- _Work order_
Search string "text": state how many lines in the material below contain it, and nothing else.

- _Entries shown_

-- Opening Marker --

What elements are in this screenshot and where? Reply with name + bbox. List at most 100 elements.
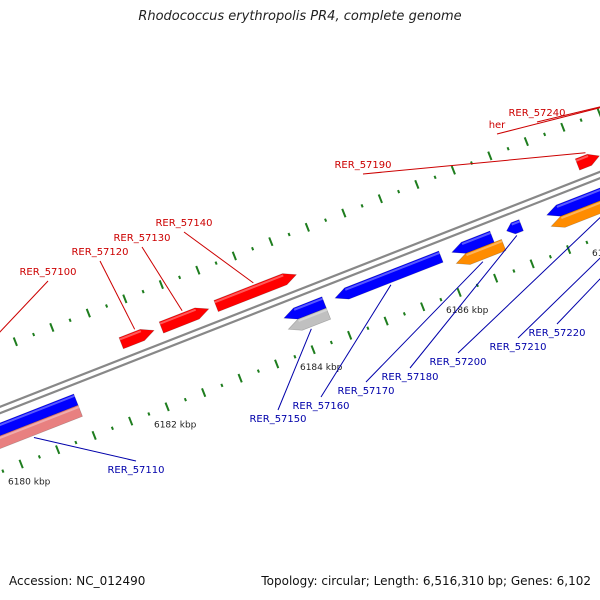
label-leader-line (141, 246, 183, 312)
tick-mark (105, 304, 109, 308)
scale-label: 6188 kbp (592, 249, 600, 259)
gene-arrow-g-o (287, 307, 332, 331)
tick-mark (433, 175, 437, 180)
tick-mark (566, 245, 572, 255)
gene-highlight (214, 274, 284, 304)
gene-highlight (461, 231, 491, 245)
tick-mark (347, 330, 353, 340)
tick-mark (74, 440, 78, 445)
label-leader-line (409, 235, 518, 369)
gene-arrow-g-q (451, 230, 495, 254)
gene-label: RER_57150 (249, 414, 306, 425)
tick-mark (231, 251, 237, 261)
tick-mark (1, 469, 5, 474)
tick-mark (158, 279, 164, 290)
tick-mark (195, 265, 201, 275)
tick-layer (1, 108, 600, 474)
tick-mark (341, 208, 347, 218)
label-leader-line (457, 216, 600, 354)
tick-mark (450, 165, 456, 175)
tick-mark (439, 297, 443, 302)
tick-mark (383, 316, 389, 326)
page-title: Rhodococcus erythropolis PR4, complete g… (138, 9, 462, 24)
tick-mark (529, 259, 535, 269)
label-layer: 6180 kbp 6182 kbp 6184 kbp 6186 kbp 6188 kbp… (0, 106, 600, 487)
tick-mark (329, 340, 333, 345)
gene-label: RER_57180 (381, 372, 438, 383)
label-leader-line (517, 257, 600, 339)
tick-mark (110, 426, 114, 431)
backbone-line (0, 177, 600, 415)
tick-mark (128, 416, 134, 426)
tick-mark (366, 326, 370, 331)
label-leader-line (183, 231, 254, 284)
gene-highlight (0, 406, 80, 439)
tick-mark (237, 373, 243, 383)
gene-highlight (511, 220, 521, 226)
scale-label: 6184 kbp (300, 363, 343, 373)
scale-label: 6182 kbp (154, 420, 197, 430)
gene-highlight (556, 188, 600, 208)
tick-mark (414, 179, 420, 189)
tick-mark (360, 204, 364, 208)
label-leader-line (99, 260, 136, 330)
gene-arrow-g-r (455, 238, 507, 265)
tick-mark (68, 318, 72, 323)
label-leader-line (536, 106, 600, 123)
gene-highlight (0, 394, 75, 427)
backbone-line (0, 170, 600, 408)
tick-mark (251, 246, 255, 251)
gene-highlight (575, 155, 589, 162)
tick-mark (310, 345, 316, 355)
gene-arrow-g-t (546, 187, 600, 217)
tick-mark (493, 273, 499, 283)
tick-mark (91, 430, 97, 440)
label-leader-line (362, 152, 586, 175)
tick-mark (543, 132, 547, 137)
tick-mark (377, 194, 383, 204)
tick-mark (548, 254, 552, 259)
label-leader-line (0, 280, 49, 333)
gene-label: RER_57130 (113, 233, 170, 244)
tick-mark (183, 397, 187, 402)
gene-label: RER_57140 (155, 218, 212, 229)
tick-mark (164, 402, 170, 412)
tick-mark (18, 459, 24, 469)
tick-mark (37, 455, 41, 459)
gene-label: RER_57110 (107, 465, 164, 476)
tick-mark (579, 118, 583, 122)
tick-mark (523, 137, 529, 147)
tick-mark (55, 445, 61, 455)
tick-mark (487, 151, 493, 161)
label-leader-line (496, 107, 600, 135)
scale-label: 6186 kbp (446, 306, 489, 316)
gene-label: RER_57190 (334, 160, 391, 171)
gene-label: RER_57210 (489, 342, 546, 353)
gene-label: her (489, 120, 506, 131)
tick-mark (304, 222, 310, 232)
gene-highlight (561, 201, 600, 219)
tick-mark (274, 359, 280, 369)
accession-text: Accession: NC_012490 (9, 574, 146, 588)
scale-label: 6180 kbp (8, 477, 51, 487)
label-leader-line (277, 328, 312, 411)
label-leader-line (33, 437, 137, 462)
tick-mark (12, 337, 18, 347)
tick-mark (220, 383, 224, 388)
gene-label: RER_57120 (71, 247, 128, 258)
tick-mark (85, 308, 91, 318)
gene-arrow-g-e (118, 329, 155, 350)
genome-info-text: Topology: circular; Length: 6,516,310 bp… (261, 574, 591, 588)
gene-arrow-g-p (334, 250, 444, 300)
tick-mark (147, 412, 151, 416)
tick-mark (201, 387, 207, 398)
tick-mark (141, 289, 145, 294)
gene-highlight (298, 308, 328, 322)
label-leader-line (556, 278, 600, 325)
gene-label: RER_57200 (429, 357, 486, 368)
gene-label: RER_57240 (508, 108, 565, 119)
tick-mark (506, 146, 510, 151)
tick-mark (256, 369, 260, 373)
label-leader-line (320, 284, 392, 398)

-- Closing Marker --

- _Reply to the exercise_
2